Dataset entries
________________________

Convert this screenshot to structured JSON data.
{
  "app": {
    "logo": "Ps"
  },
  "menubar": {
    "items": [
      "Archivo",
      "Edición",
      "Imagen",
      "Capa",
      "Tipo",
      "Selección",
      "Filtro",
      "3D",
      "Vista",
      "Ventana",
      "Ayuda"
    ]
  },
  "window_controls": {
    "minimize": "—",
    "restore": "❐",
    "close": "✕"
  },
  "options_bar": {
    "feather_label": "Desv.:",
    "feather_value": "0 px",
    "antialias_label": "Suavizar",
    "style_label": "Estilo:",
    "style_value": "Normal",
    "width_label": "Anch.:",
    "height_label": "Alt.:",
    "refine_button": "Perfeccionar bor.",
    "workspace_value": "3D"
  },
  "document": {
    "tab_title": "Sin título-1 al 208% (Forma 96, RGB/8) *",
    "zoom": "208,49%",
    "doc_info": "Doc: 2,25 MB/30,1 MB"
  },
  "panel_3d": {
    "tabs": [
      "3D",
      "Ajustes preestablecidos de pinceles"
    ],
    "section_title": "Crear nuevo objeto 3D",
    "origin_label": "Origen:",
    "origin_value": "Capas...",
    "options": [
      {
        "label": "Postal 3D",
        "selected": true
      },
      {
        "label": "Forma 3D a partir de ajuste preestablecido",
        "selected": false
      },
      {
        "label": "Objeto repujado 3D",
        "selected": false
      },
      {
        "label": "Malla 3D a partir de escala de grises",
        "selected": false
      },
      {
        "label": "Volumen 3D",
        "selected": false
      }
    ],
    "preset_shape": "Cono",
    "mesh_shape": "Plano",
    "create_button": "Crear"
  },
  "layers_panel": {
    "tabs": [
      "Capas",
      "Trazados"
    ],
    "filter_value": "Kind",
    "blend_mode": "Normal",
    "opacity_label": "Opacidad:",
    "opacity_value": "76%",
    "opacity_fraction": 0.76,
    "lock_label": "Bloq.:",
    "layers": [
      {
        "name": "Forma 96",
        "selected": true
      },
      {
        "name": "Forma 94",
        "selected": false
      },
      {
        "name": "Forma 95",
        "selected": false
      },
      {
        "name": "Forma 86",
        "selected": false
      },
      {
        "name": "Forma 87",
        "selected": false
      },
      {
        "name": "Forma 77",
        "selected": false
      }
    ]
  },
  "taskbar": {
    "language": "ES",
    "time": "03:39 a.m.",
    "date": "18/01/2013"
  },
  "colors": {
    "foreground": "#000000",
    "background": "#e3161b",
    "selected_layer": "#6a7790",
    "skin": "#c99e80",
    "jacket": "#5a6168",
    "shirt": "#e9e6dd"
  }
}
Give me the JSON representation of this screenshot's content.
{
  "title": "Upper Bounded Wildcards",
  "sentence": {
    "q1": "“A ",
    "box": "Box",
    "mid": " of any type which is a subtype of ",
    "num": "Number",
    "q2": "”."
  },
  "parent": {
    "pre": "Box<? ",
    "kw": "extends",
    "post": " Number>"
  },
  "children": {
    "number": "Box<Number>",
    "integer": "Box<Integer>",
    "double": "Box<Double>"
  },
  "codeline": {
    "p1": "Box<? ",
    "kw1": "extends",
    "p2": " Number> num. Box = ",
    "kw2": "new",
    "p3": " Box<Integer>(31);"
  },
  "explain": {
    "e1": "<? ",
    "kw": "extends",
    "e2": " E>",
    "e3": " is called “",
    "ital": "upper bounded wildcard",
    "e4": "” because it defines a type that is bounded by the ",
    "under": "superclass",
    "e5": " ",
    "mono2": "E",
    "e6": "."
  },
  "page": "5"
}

________________________

Give an exact repetition of all the material.

Convert this screenshot to structured JSON data.
{
  "app": {
    "logo": "Ps"
  },
  "menubar": {
    "items": [
      "Archivo",
      "Edición",
      "Imagen",
      "Capa",
      "Tipo",
      "Selección",
      "Filtro",
      "3D",
      "Vista",
      "Ventana",
      "Ayuda"
    ]
  },
  "window_controls": {
    "minimize": "—",
    "restore": "❐",
    "close": "✕"
  },
  "options_bar": {
    "feather_label": "Desv.:",
    "feather_value": "0 px",
    "antialias_label": "Suavizar",
    "style_label": "Estilo:",
    "style_value": "Normal",
    "width_label": "Anch.:",
    "height_label": "Alt.:",
    "refine_button": "Perfeccionar bor.",
    "workspace_value": "3D"
  },
  "document": {
    "tab_title": "Sin título-1 al 208% (Forma 96, RGB/8) *",
    "zoom": "208,49%",
    "doc_info": "Doc: 2,25 MB/30,1 MB"
  },
  "panel_3d": {
    "tabs": [
      "3D",
      "Ajustes preestablecidos de pinceles"
    ],
    "section_title": "Crear nuevo objeto 3D",
    "origin_label": "Origen:",
    "origin_value": "Capas...",
    "options": [
      {
        "label": "Postal 3D",
        "selected": true
      },
      {
        "label": "Forma 3D a partir de ajuste preestablecido",
        "selected": false
      },
      {
        "label": "Objeto repujado 3D",
        "selected": false
      },
      {
        "label": "Malla 3D a partir de escala de grises",
        "selected": false
      },
      {
        "label": "Volumen 3D",
        "selected": false
      }
    ],
    "preset_shape": "Cono",
    "mesh_shape": "Plano",
    "create_button": "Crear"
  },
  "layers_panel": {
    "tabs": [
      "Capas",
      "Trazados"
    ],
    "filter_value": "Kind",
    "blend_mode": "Normal",
    "opacity_label": "Opacidad:",
    "opacity_value": "76%",
    "opacity_fraction": 0.76,
    "lock_label": "Bloq.:",
    "layers": [
      {
        "name": "Forma 96",
        "selected": true
      },
      {
        "name": "Forma 94",
        "selected": false
      },
      {
        "name": "Forma 95",
        "selected": false
      },
      {
        "name": "Forma 86",
        "selected": false
      },
      {
        "name": "Forma 87",
        "selected": false
      },
      {
        "name": "Forma 77",
        "selected": false
      }
    ]
  },
  "taskbar": {
    "language": "ES",
    "time": "03:39 a.m.",
    "date": "18/01/2013"
  },
  "colors": {
    "foreground": "#000000",
    "background": "#e3161b",
    "selected_layer": "#6a7790",
    "skin": "#c99e80",
    "jacket": "#5a6168",
    "shirt": "#e9e6dd"
  }
}
Give me the JSON representation of this screenshot's content.
{
  "title": "Upper Bounded Wildcards",
  "sentence": {
    "q1": "“A ",
    "box": "Box",
    "mid": " of any type which is a subtype of ",
    "num": "Number",
    "q2": "”."
  },
  "parent": {
    "pre": "Box<? ",
    "kw": "extends",
    "post": " Number>"
  },
  "children": {
    "number": "Box<Number>",
    "integer": "Box<Integer>",
    "double": "Box<Double>"
  },
  "codeline": {
    "p1": "Box<? ",
    "kw1": "extends",
    "p2": " Number> num. Box = ",
    "kw2": "new",
    "p3": " Box<Integer>(31);"
  },
  "explain": {
    "e1": "<? ",
    "kw": "extends",
    "e2": " E>",
    "e3": " is called “",
    "ital": "upper bounded wildcard",
    "e4": "” because it defines a type that is bounded by the ",
    "under": "superclass",
    "e5": " ",
    "mono2": "E",
    "e6": "."
  },
  "page": "5"
}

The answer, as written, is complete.